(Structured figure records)
⟨
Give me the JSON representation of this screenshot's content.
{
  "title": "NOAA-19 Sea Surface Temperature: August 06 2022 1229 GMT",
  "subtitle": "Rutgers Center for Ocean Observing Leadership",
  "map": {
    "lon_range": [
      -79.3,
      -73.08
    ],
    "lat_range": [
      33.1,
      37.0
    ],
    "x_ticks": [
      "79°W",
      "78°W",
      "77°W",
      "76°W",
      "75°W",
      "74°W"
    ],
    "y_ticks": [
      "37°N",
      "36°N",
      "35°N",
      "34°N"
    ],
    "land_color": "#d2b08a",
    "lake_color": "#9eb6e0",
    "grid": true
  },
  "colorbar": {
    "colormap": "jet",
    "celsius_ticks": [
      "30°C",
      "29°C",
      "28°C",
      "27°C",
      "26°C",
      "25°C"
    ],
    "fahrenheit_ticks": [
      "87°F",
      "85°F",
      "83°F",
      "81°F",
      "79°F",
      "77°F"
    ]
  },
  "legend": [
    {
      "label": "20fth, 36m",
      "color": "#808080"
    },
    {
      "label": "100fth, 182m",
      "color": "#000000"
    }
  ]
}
⟩
* **EXERCISE DIRECTIONS**
Reproduce the full set of records precisely.

* **TASK ANSWER**
Give me the JSON representation of this screenshot's content.
{
  "title": "NOAA-19 Sea Surface Temperature: August 06 2022 1229 GMT",
  "subtitle": "Rutgers Center for Ocean Observing Leadership",
  "map": {
    "lon_range": [
      -79.3,
      -73.08
    ],
    "lat_range": [
      33.1,
      37.0
    ],
    "x_ticks": [
      "79°W",
      "78°W",
      "77°W",
      "76°W",
      "75°W",
      "74°W"
    ],
    "y_ticks": [
      "37°N",
      "36°N",
      "35°N",
      "34°N"
    ],
    "land_color": "#d2b08a",
    "lake_color": "#9eb6e0",
    "grid": true
  },
  "colorbar": {
    "colormap": "jet",
    "celsius_ticks": [
      "30°C",
      "29°C",
      "28°C",
      "27°C",
      "26°C",
      "25°C"
    ],
    "fahrenheit_ticks": [
      "87°F",
      "85°F",
      "83°F",
      "81°F",
      "79°F",
      "77°F"
    ]
  },
  "legend": [
    {
      "label": "20fth, 36m",
      "color": "#808080"
    },
    {
      "label": "100fth, 182m",
      "color": "#000000"
    }
  ]
}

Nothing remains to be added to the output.